- **Written task**:
Can you output the material exactly as written, minus any pictures it holds?

▬▬▬

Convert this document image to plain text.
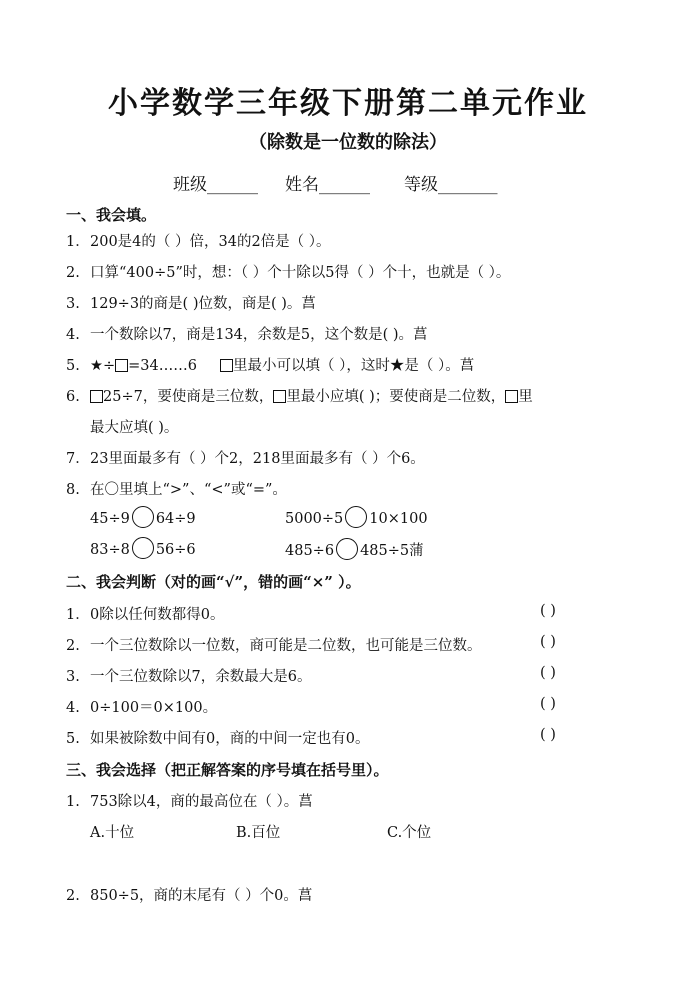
小学数学三年级下册第二单元作业
（除数是一位数的除法）
班级______ 姓名______ 等级_______
一、我会填。
1．200是4的（ ）倍，34的2倍是（ ）。
2. 口算“400÷5”时，想：（ ）个十除以5得（ ）个十，也就是（ ）。
3. 129÷3的商是( )位数，商是( )。菖
4. 一个数除以7，商是134，余数是5，这个数是( )。菖
5. ★÷ =34……6 里最小可以填（ ），这时★是（ ）。菖
6. 25÷7，要使商是三位数， 里最小应填( )；要使商是二位数， 里
最大应填( )。
7．23里面最多有（ ）个2，218里面最多有（ ）个6。
8. 在〇里填上“>”、“<”或“=”。
45÷9 64÷9	5000÷5 10×100
83÷8 56÷6	485÷6 485÷5蒲
二、我会判断（对的画“√”，错的画“×” ）。
1．0除以任何数都得0。	( )
2. 一个三位数除以一位数，商可能是二位数，也可能是三位数。	( )
3. 一个三位数除以7，余数最大是6。	( )
4. 0÷100＝0×100。	( )
5. 如果被除数中间有0，商的中间一定也有0。	( )
三、我会选择（把正解答案的序号填在括号里）。
1. 753除以4，商的最高位在（ ）。菖
A.十位	B.百位	C.个位
2. 850÷5，商的末尾有（ ）个0。菖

▬▬▬

- **Written solution**:
Convert this document image to plain text.
小学数学三年级下册第二单元作业
（除数是一位数的除法）
班级______ 姓名______ 等级_______
一、我会填。
1．200是4的（ ）倍，34的2倍是（ ）。
2. 口算“400÷5”时，想：（ ）个十除以5得（ ）个十，也就是（ ）。
3. 129÷3的商是( )位数，商是( )。菖
4. 一个数除以7，商是134，余数是5，这个数是( )。菖
5. ★÷ =34……6 里最小可以填（ ），这时★是（ ）。菖
6. 25÷7，要使商是三位数， 里最小应填( )；要使商是二位数， 里
最大应填( )。
7．23里面最多有（ ）个2，218里面最多有（ ）个6。
8. 在〇里填上“>”、“<”或“=”。
45÷9 64÷9	5000÷5 10×100
83÷8 56÷6	485÷6 485÷5蒲
二、我会判断（对的画“√”，错的画“×” ）。
1．0除以任何数都得0。	( )
2. 一个三位数除以一位数，商可能是二位数，也可能是三位数。	( )
3. 一个三位数除以7，余数最大是6。	( )
4. 0÷100＝0×100。	( )
5. 如果被除数中间有0，商的中间一定也有0。	( )
三、我会选择（把正解答案的序号填在括号里）。
1. 753除以4，商的最高位在（ ）。菖
A.十位	B.百位	C.个位
2. 850÷5，商的末尾有（ ）个0。菖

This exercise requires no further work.